[AIM] Count how many lines contain "name" and reply with that number only.

────────────────────

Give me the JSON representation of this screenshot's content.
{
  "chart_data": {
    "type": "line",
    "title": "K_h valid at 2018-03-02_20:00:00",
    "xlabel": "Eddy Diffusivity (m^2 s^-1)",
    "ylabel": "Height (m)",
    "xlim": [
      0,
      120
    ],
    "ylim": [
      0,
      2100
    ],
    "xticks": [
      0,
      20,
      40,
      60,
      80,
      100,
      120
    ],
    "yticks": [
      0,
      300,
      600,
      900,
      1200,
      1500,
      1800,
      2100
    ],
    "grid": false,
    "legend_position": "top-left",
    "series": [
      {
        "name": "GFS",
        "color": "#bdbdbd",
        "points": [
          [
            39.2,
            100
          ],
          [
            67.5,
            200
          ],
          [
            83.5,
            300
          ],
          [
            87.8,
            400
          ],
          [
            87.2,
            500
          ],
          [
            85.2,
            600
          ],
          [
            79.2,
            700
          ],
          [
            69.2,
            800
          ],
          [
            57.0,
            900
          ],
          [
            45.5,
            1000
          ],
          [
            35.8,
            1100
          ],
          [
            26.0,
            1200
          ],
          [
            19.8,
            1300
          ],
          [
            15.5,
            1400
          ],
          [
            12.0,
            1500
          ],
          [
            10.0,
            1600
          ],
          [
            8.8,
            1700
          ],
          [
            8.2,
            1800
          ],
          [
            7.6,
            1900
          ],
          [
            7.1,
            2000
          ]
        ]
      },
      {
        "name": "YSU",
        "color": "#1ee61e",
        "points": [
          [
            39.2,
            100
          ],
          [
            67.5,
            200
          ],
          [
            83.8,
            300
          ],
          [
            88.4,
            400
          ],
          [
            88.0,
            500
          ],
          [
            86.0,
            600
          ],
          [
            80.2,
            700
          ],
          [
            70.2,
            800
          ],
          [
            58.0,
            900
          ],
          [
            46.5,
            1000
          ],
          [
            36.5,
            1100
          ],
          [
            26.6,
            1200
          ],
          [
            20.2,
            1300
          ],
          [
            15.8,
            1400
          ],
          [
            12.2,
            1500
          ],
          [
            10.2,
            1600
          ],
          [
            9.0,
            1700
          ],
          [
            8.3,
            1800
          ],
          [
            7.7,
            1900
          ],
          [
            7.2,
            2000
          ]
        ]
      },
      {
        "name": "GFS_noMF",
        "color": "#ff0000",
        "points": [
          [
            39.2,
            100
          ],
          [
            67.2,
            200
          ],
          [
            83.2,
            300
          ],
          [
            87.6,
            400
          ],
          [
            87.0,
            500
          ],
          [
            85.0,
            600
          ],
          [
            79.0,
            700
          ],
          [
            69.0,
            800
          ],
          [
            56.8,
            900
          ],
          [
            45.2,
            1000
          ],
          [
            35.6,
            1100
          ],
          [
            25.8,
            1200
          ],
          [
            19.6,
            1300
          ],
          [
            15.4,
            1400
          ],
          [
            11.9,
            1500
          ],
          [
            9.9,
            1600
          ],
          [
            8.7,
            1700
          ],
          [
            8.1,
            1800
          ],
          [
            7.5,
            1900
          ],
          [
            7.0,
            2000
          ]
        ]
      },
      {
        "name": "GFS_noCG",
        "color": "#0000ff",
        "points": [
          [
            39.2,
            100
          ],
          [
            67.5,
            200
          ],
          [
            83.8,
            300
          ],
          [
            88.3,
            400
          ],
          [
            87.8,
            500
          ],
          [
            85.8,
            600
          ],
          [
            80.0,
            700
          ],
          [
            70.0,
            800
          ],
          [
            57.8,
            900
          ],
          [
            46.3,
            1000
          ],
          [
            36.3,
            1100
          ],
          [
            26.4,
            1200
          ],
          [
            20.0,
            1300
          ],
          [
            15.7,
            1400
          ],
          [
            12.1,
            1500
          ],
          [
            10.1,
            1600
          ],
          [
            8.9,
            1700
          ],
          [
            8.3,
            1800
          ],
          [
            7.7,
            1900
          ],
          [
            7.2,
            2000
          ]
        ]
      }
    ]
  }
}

────────────────────

[COMPLETED TASK] 4